> _WHAT YOU SHOULD DO_: Spot every line with the word "číslo" and return it.

-=-=-=-=-

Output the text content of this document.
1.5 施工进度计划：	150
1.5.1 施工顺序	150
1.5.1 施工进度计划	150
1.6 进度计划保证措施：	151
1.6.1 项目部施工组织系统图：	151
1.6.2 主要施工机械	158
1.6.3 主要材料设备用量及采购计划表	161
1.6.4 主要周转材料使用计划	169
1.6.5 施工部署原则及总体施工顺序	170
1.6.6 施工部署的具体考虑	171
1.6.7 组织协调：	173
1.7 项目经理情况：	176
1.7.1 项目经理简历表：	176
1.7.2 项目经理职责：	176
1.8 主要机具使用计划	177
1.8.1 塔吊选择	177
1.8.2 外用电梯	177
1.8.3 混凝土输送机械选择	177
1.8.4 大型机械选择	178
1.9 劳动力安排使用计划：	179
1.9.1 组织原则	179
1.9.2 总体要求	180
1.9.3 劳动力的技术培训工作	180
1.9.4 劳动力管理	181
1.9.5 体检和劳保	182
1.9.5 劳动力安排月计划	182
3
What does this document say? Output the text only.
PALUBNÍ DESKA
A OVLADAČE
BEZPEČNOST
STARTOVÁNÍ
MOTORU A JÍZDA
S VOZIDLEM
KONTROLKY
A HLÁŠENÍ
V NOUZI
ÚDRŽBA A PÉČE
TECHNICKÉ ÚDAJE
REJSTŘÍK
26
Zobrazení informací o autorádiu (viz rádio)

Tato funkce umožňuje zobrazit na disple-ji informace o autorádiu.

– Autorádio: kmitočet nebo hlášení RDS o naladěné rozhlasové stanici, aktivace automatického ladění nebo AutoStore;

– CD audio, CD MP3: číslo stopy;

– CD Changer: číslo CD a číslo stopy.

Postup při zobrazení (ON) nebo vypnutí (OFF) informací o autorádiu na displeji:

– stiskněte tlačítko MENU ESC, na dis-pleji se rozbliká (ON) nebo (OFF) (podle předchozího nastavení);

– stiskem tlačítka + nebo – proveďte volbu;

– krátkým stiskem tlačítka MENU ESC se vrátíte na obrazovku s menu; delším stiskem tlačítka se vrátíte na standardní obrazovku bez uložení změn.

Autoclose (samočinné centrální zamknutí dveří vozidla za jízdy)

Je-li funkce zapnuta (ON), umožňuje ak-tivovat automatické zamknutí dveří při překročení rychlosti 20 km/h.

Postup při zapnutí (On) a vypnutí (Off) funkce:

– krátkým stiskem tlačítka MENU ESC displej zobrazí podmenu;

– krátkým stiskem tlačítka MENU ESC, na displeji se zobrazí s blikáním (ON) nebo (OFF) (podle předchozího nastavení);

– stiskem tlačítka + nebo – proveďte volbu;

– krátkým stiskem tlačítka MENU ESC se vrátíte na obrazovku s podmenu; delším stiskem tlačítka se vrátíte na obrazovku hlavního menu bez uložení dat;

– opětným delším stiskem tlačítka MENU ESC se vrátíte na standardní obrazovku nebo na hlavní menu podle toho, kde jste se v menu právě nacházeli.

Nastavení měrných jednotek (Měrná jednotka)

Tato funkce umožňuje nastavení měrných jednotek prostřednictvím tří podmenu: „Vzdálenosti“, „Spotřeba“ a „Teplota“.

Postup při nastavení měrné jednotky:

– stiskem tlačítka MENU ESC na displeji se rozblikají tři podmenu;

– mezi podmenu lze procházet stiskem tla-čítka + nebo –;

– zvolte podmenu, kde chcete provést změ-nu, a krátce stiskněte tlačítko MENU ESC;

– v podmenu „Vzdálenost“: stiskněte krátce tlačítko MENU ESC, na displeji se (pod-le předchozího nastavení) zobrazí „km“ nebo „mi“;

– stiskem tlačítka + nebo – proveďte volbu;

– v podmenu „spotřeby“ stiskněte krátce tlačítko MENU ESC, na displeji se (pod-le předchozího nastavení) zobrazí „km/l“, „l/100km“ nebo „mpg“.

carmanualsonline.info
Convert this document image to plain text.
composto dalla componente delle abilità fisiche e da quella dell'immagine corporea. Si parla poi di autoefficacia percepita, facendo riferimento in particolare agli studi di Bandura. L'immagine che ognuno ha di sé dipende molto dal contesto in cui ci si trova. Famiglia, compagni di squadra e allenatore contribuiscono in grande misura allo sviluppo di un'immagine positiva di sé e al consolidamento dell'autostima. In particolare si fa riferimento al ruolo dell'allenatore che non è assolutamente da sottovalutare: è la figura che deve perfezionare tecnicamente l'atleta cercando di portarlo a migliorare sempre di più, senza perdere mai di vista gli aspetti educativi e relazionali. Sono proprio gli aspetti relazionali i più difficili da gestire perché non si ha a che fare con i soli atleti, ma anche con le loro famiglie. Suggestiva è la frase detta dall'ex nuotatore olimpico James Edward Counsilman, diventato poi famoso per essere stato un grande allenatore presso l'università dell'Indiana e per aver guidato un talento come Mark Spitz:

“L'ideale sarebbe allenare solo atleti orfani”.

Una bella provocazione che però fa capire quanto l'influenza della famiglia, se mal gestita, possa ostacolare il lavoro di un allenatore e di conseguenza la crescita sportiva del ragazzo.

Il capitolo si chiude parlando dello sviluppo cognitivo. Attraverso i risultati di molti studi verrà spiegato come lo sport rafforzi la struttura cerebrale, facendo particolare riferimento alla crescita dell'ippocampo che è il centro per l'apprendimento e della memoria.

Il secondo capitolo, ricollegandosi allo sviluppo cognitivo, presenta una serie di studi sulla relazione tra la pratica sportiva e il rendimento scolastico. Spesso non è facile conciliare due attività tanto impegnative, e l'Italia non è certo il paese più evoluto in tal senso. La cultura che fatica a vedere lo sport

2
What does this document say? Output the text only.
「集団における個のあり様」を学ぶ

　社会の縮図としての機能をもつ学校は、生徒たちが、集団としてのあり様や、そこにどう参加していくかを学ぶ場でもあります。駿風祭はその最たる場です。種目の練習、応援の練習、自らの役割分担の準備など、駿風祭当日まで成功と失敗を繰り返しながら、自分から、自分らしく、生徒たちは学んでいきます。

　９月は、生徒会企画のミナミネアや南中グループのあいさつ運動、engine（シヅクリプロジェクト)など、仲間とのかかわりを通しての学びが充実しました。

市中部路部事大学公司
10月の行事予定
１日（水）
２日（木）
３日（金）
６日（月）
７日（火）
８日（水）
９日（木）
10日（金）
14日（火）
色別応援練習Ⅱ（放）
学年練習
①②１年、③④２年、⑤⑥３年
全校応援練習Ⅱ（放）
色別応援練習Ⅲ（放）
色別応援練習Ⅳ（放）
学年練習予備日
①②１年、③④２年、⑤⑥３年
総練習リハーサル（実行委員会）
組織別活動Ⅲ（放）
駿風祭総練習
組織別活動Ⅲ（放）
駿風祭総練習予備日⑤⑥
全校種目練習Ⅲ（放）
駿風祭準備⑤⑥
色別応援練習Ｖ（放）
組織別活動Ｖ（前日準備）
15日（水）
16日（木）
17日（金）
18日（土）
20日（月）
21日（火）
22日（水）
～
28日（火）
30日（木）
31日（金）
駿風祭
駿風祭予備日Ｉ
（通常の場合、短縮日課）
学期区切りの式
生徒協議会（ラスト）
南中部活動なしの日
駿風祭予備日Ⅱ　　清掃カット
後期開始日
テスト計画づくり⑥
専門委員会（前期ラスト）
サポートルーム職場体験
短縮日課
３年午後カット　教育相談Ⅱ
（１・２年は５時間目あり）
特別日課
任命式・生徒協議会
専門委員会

-=-=-=-=-

> _SOLVED PROBLEM_:
– CD audio, CD MP3: číslo stopy;
– CD Changer: číslo CD a číslo stopy.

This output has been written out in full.